Write out every entry exactly as given, but omit the pictures.

★ ★ ★ ★

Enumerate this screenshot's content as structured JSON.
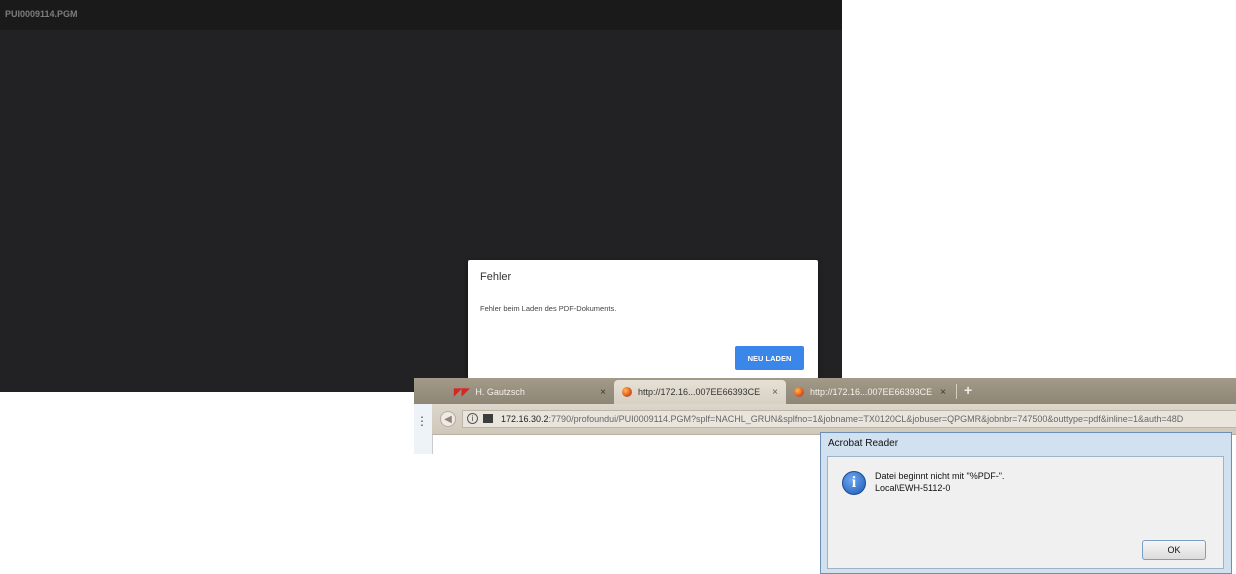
{
  "viewer": {
    "title": "PUI0009114.PGM"
  },
  "error_dialog": {
    "title": "Fehler",
    "message": "Fehler beim Laden des PDF-Dokuments.",
    "button": "NEU LADEN"
  },
  "browser": {
    "tabs": [
      {
        "label": "H. Gautzsch",
        "close": "×",
        "icon": "gautzsch-logo-icon"
      },
      {
        "label": "http://172.16...007EE66393CE",
        "close": "×",
        "icon": "firefox-icon"
      },
      {
        "label": "http://172.16...007EE66393CE",
        "close": "×",
        "icon": "firefox-icon"
      }
    ],
    "new_tab": "+",
    "url_host": "172.16.30.2",
    "url_rest": ":7790/profoundui/PUI0009114.PGM?splf=NACHL_GRUN&splfno=1&jobname=TX0120CL&jobuser=QPGMR&jobnbr=747500&outtype=pdf&inline=1&auth=48D"
  },
  "acrobat_dialog": {
    "title": "Acrobat Reader",
    "message_line1": "Datei beginnt nicht mit \"%PDF-\".",
    "message_line2": "Local\\EWH-5112-0",
    "ok_button": "OK"
  },
  "colors": {
    "viewer_bg": "#222224",
    "primary_button": "#3a86e9",
    "dialog_frame": "#d1e1f0"
  }
}
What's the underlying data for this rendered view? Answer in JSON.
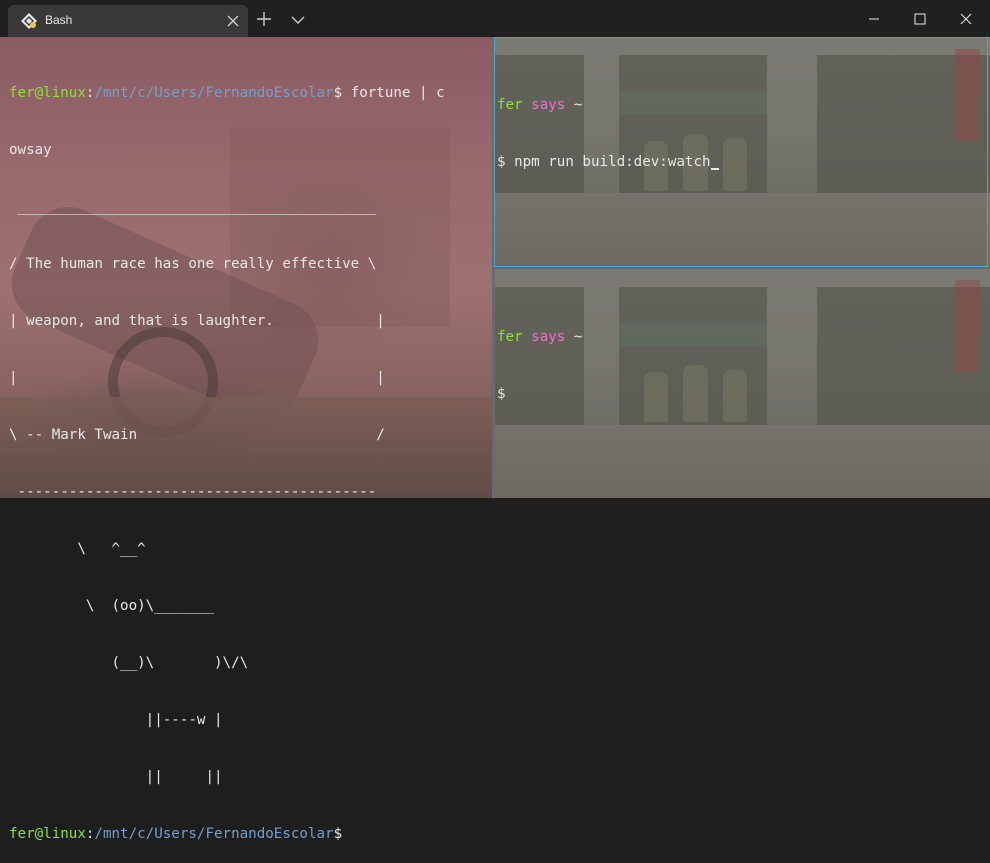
{
  "tab": {
    "title": "Bash"
  },
  "colors": {
    "accent_border": "#46a8d8",
    "prompt_user": "#8ae234",
    "prompt_path": "#729fcf",
    "says": "#f070c8"
  },
  "icons": {
    "app": "linux-penguin-icon",
    "close_tab": "close-icon",
    "new_tab": "plus-icon",
    "dropdown": "chevron-down-icon",
    "minimize": "minimize-icon",
    "maximize": "maximize-icon",
    "close_window": "close-icon"
  },
  "left_pane": {
    "prompt1_user": "fer@linux",
    "prompt1_sep": ":",
    "prompt1_path": "/mnt/c/Users/FernandoEscolar",
    "prompt1_dollar": "$",
    "command1_a": " fortune | c",
    "command1_b": "owsay",
    "cowsay": [
      " __________________________________________",
      "/ The human race has one really effective \\",
      "| weapon, and that is laughter.            |",
      "|                                          |",
      "\\ -- Mark Twain                            /",
      " ------------------------------------------",
      "        \\   ^__^",
      "         \\  (oo)\\_______",
      "            (__)\\       )\\/\\",
      "                ||----w |",
      "                ||     ||"
    ],
    "prompt2_user": "fer@linux",
    "prompt2_sep": ":",
    "prompt2_path": "/mnt/c/Users/FernandoEscolar",
    "prompt2_dollar": "$"
  },
  "right_top_pane": {
    "prompt_name": "fer",
    "prompt_says": "says",
    "prompt_tilde": "~",
    "dollar": "$",
    "command": " npm run build:dev:watch"
  },
  "right_bottom_pane": {
    "prompt_name": "fer",
    "prompt_says": "says",
    "prompt_tilde": "~",
    "dollar": "$"
  }
}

★ ★ ★ ★

ANSWER TO THIS PROBLEM:
Enumerate this screenshot's content as structured JSON.
{
  "viewer": {
    "title": "PUI0009114.PGM"
  },
  "error_dialog": {
    "title": "Fehler",
    "message": "Fehler beim Laden des PDF-Dokuments.",
    "button": "NEU LADEN"
  },
  "browser": {
    "tabs": [
      {
        "label": "H. Gautzsch",
        "close": "×",
        "icon": "gautzsch-logo-icon"
      },
      {
        "label": "http://172.16...007EE66393CE",
        "close": "×",
        "icon": "firefox-icon"
      },
      {
        "label": "http://172.16...007EE66393CE",
        "close": "×",
        "icon": "firefox-icon"
      }
    ],
    "new_tab": "+",
    "url_host": "172.16.30.2",
    "url_rest": ":7790/profoundui/PUI0009114.PGM?splf=NACHL_GRUN&splfno=1&jobname=TX0120CL&jobuser=QPGMR&jobnbr=747500&outtype=pdf&inline=1&auth=48D"
  },
  "acrobat_dialog": {
    "title": "Acrobat Reader",
    "message_line1": "Datei beginnt nicht mit \"%PDF-\".",
    "message_line2": "Local\\EWH-5112-0",
    "ok_button": "OK"
  },
  "colors": {
    "viewer_bg": "#222224",
    "primary_button": "#3a86e9",
    "dialog_frame": "#d1e1f0"
  }
}
What's the underlying data for this rendered view? Answer in JSON.
{
  "tab": {
    "title": "Bash"
  },
  "colors": {
    "accent_border": "#46a8d8",
    "prompt_user": "#8ae234",
    "prompt_path": "#729fcf",
    "says": "#f070c8"
  },
  "icons": {
    "app": "linux-penguin-icon",
    "close_tab": "close-icon",
    "new_tab": "plus-icon",
    "dropdown": "chevron-down-icon",
    "minimize": "minimize-icon",
    "maximize": "maximize-icon",
    "close_window": "close-icon"
  },
  "left_pane": {
    "prompt1_user": "fer@linux",
    "prompt1_sep": ":",
    "prompt1_path": "/mnt/c/Users/FernandoEscolar",
    "prompt1_dollar": "$",
    "command1_a": " fortune | c",
    "command1_b": "owsay",
    "cowsay": [
      " __________________________________________",
      "/ The human race has one really effective \\",
      "| weapon, and that is laughter.            |",
      "|                                          |",
      "\\ -- Mark Twain                            /",
      " ------------------------------------------",
      "        \\   ^__^",
      "         \\  (oo)\\_______",
      "            (__)\\       )\\/\\",
      "                ||----w |",
      "                ||     ||"
    ],
    "prompt2_user": "fer@linux",
    "prompt2_sep": ":",
    "prompt2_path": "/mnt/c/Users/FernandoEscolar",
    "prompt2_dollar": "$"
  },
  "right_top_pane": {
    "prompt_name": "fer",
    "prompt_says": "says",
    "prompt_tilde": "~",
    "dollar": "$",
    "command": " npm run build:dev:watch"
  },
  "right_bottom_pane": {
    "prompt_name": "fer",
    "prompt_says": "says",
    "prompt_tilde": "~",
    "dollar": "$"
  }
}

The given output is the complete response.